> _Part of a data file_:
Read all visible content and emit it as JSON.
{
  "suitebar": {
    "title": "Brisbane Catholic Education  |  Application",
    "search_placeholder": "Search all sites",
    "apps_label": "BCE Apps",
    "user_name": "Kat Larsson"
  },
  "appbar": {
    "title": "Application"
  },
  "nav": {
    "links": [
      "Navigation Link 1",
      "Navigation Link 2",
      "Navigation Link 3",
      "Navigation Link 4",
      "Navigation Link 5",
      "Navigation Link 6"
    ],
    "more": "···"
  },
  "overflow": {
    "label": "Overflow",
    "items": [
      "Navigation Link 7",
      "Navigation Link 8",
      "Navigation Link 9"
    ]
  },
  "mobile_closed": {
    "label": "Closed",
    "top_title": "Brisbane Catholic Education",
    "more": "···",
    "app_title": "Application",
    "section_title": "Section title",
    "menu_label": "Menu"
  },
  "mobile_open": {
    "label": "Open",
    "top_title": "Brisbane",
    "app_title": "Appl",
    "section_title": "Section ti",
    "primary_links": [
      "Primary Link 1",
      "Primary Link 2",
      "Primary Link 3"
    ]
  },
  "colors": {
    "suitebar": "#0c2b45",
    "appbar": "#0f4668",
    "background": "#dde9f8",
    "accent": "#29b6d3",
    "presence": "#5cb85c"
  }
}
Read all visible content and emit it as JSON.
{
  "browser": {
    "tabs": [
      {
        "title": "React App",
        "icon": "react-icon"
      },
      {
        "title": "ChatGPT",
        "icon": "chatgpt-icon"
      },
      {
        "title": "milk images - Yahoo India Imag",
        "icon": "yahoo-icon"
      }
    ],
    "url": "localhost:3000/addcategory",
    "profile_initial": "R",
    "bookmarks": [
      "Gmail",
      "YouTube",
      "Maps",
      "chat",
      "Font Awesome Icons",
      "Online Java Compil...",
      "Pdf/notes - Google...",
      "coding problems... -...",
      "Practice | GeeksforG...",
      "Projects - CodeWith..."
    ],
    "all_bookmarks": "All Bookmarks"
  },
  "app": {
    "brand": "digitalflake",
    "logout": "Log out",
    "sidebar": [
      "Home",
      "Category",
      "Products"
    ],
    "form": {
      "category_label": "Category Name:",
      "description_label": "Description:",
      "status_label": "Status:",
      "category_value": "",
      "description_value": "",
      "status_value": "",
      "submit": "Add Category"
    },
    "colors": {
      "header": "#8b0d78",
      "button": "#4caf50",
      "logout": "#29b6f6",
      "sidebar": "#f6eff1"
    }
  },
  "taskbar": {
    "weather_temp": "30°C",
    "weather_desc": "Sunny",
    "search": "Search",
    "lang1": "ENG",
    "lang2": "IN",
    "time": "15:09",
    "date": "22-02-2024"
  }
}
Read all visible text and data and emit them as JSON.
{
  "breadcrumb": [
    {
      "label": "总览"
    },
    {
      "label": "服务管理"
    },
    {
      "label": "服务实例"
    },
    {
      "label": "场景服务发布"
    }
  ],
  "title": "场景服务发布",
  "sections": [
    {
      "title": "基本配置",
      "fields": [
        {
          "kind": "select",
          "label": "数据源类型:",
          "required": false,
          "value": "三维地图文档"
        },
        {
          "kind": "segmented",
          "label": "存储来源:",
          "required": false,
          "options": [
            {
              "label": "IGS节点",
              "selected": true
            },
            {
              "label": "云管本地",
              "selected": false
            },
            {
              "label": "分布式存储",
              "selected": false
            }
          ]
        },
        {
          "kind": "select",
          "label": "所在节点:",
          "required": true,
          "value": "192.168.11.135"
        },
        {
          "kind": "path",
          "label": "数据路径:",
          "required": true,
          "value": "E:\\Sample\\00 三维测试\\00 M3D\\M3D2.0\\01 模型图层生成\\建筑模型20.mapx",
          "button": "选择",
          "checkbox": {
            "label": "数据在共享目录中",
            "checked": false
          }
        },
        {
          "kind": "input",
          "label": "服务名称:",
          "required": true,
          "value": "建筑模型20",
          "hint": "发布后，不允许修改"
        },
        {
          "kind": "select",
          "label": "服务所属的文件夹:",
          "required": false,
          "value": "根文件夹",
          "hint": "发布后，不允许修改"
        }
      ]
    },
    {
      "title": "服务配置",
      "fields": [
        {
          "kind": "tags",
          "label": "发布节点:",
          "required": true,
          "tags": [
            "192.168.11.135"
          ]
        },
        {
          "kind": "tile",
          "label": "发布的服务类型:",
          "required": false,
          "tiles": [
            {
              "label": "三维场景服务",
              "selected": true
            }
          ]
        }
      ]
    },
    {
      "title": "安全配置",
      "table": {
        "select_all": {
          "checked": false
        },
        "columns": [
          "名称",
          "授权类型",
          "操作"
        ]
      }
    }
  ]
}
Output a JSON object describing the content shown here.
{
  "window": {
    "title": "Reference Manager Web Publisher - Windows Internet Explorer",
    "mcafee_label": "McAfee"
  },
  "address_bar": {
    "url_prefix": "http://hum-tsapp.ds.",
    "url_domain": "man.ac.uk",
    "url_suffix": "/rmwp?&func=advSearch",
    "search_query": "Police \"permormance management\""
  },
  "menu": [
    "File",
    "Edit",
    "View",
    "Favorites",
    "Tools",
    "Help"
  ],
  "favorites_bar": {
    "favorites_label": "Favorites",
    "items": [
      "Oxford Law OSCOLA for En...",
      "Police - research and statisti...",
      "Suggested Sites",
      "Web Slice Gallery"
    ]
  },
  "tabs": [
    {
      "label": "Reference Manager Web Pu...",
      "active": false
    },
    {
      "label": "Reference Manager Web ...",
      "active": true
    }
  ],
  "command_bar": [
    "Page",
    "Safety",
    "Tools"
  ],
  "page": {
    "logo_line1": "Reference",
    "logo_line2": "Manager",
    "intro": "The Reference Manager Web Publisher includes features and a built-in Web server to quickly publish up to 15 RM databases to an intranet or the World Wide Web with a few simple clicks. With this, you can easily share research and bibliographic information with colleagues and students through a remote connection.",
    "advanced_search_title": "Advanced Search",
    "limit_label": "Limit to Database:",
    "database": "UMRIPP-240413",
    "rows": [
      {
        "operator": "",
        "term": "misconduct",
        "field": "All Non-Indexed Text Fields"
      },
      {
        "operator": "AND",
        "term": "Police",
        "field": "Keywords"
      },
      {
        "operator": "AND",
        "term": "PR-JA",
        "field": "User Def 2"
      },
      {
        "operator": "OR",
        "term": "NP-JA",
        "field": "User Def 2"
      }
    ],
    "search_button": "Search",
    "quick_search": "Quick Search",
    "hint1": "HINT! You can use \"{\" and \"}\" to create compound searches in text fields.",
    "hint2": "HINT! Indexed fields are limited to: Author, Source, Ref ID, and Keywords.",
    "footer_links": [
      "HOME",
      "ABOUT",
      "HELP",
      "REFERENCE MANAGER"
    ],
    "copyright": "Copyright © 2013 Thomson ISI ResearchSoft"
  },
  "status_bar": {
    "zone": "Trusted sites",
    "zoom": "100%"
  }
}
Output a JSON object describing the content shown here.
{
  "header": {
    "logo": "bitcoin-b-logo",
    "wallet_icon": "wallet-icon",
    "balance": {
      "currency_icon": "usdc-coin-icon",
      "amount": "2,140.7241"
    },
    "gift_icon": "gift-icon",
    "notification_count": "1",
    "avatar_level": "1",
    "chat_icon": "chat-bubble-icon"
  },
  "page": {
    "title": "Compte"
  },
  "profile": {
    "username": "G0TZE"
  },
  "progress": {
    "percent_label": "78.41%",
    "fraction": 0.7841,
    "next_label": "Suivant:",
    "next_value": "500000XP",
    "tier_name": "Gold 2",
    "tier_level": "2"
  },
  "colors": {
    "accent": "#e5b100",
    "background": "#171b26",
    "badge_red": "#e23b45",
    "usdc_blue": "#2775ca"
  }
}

> _INSTRUCTIONS FOR THE TASK_:
Scan the entries above. Copy each line that has the string "kind".

> _SOLVED EXERCISE_:
          "kind": "select",
          "kind": "segmented",
          "kind": "select",
          "kind": "path",
          "kind": "input",
          "kind": "select",
          "kind": "tags",
          "kind": "tile",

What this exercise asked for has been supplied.